Task goal
Locate the lines of the listing below that hold "графика", then copy each of them.

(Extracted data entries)
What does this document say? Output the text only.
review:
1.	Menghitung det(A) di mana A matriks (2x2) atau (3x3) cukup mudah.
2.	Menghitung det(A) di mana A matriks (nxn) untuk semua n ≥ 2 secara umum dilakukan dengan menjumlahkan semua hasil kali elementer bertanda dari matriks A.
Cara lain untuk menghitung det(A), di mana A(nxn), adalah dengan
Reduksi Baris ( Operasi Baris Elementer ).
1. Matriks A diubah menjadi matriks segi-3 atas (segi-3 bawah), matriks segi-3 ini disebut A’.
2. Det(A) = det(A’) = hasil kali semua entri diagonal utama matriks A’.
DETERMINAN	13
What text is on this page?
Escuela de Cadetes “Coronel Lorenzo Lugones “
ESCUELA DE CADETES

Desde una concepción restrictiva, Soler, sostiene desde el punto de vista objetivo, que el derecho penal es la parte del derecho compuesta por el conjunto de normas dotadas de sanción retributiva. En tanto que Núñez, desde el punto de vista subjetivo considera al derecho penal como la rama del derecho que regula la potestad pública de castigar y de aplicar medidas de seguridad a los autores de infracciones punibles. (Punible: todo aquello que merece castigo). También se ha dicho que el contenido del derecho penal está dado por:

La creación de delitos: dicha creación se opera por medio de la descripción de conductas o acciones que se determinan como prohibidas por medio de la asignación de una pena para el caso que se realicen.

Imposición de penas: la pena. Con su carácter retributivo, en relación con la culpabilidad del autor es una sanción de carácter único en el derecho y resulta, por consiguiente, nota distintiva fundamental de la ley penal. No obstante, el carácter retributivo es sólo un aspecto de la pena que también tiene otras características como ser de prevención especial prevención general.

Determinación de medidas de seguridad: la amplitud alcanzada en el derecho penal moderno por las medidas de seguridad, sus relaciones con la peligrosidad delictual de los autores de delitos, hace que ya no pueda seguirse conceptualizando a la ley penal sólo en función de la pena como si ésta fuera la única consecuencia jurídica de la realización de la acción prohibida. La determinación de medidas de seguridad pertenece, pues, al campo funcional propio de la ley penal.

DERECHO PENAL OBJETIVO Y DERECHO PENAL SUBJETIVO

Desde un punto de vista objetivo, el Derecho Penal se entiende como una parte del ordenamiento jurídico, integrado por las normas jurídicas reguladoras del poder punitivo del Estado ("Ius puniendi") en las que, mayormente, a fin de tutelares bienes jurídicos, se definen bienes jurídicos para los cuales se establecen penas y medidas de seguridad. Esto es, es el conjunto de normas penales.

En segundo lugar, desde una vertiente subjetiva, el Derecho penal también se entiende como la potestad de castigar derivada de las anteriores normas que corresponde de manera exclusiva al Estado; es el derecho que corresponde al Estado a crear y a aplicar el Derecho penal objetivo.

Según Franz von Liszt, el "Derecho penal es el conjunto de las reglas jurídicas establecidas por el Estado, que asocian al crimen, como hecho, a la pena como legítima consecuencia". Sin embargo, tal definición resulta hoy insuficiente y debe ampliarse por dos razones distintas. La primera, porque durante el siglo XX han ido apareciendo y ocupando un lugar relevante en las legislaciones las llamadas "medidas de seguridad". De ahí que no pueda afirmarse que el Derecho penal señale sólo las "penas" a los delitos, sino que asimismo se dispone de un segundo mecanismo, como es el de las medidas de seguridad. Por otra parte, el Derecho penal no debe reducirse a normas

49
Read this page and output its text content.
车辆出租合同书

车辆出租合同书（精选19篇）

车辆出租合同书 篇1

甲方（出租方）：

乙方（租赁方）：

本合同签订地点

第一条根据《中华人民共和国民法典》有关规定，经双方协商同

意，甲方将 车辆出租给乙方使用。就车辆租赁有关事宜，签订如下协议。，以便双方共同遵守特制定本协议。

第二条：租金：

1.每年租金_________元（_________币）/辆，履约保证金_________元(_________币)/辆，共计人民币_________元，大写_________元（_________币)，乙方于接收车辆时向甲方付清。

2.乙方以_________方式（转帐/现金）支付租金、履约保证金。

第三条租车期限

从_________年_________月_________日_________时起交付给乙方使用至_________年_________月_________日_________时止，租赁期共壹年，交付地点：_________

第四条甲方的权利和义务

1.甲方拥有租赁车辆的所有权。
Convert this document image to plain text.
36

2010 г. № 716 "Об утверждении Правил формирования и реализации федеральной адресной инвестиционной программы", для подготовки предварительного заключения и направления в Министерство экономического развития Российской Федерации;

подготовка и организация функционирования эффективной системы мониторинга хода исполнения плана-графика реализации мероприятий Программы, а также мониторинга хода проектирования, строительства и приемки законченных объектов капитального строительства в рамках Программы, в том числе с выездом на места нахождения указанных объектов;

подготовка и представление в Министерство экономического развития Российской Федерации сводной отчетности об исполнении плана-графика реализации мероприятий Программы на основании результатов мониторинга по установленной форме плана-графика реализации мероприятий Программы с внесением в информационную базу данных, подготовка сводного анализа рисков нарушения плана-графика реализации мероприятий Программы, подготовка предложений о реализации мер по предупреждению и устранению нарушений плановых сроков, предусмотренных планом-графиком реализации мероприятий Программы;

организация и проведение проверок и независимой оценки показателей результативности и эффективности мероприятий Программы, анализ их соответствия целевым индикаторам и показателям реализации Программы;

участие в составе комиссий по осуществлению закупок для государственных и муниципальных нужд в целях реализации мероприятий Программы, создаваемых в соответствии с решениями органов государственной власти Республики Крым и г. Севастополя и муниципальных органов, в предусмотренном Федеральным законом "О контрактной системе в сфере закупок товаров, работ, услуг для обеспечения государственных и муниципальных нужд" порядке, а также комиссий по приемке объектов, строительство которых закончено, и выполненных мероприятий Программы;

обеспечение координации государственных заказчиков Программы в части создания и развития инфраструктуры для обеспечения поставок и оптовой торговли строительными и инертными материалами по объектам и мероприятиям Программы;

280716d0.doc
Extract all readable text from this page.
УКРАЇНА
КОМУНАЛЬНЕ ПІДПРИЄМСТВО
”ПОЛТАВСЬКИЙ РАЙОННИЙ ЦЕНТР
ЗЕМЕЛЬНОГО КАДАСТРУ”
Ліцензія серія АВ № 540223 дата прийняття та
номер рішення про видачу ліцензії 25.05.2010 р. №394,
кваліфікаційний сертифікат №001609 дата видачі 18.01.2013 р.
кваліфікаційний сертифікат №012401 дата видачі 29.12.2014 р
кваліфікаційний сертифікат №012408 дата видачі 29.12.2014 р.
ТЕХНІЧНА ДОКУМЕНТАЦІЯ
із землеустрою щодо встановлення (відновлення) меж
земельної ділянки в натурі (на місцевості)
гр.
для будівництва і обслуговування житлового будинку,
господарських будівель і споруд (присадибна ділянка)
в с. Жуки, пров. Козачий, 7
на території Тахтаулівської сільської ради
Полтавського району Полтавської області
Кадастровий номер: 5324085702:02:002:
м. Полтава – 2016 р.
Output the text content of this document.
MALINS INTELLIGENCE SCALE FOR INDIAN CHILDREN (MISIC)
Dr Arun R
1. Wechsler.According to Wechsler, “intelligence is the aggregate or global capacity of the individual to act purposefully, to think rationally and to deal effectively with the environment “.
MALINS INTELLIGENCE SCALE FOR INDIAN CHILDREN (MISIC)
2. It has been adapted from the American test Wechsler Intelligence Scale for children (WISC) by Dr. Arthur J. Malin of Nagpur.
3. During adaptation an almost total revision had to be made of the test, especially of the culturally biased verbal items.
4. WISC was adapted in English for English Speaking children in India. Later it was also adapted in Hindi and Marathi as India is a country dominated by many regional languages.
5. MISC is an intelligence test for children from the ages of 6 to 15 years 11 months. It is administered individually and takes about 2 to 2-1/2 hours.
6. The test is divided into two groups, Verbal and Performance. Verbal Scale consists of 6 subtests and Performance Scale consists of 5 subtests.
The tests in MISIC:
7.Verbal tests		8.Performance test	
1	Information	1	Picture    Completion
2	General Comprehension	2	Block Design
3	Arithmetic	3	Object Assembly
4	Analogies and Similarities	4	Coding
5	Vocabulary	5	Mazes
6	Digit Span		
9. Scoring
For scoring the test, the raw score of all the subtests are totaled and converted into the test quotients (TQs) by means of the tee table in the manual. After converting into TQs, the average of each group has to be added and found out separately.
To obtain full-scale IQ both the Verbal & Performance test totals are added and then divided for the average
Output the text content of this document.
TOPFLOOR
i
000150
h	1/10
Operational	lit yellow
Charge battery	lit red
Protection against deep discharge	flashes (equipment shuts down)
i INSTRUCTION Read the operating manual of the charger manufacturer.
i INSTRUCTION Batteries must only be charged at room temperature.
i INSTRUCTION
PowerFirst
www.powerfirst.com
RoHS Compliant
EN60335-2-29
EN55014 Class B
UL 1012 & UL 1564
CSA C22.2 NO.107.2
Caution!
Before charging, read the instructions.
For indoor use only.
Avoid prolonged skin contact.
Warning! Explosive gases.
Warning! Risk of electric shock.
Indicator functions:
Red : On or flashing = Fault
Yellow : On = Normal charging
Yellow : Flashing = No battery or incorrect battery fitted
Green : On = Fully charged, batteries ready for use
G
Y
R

Expected answer
подготовка и организация функционирования эффективной системы мониторинга хода исполнения плана-графика реализации мероприятий Программы, а также мониторинга хода проектирования, строительства и приемки законченных объектов капитального строительства в рамках Программы, в том числе с выездом на места нахождения указанных объектов;
подготовка и представление в Министерство экономического развития Российской Федерации сводной отчетности об исполнении плана-графика реализации мероприятий Программы на основании результатов мониторинга по установленной форме плана-графика реализации мероприятий Программы с внесением в информационную базу данных, подготовка сводного анализа рисков нарушения плана-графика реализации мероприятий Программы, подготовка предложений о реализации мер по предупреждению и устранению нарушений плановых сроков, предусмотренных планом-графиком реализации мероприятий Программы;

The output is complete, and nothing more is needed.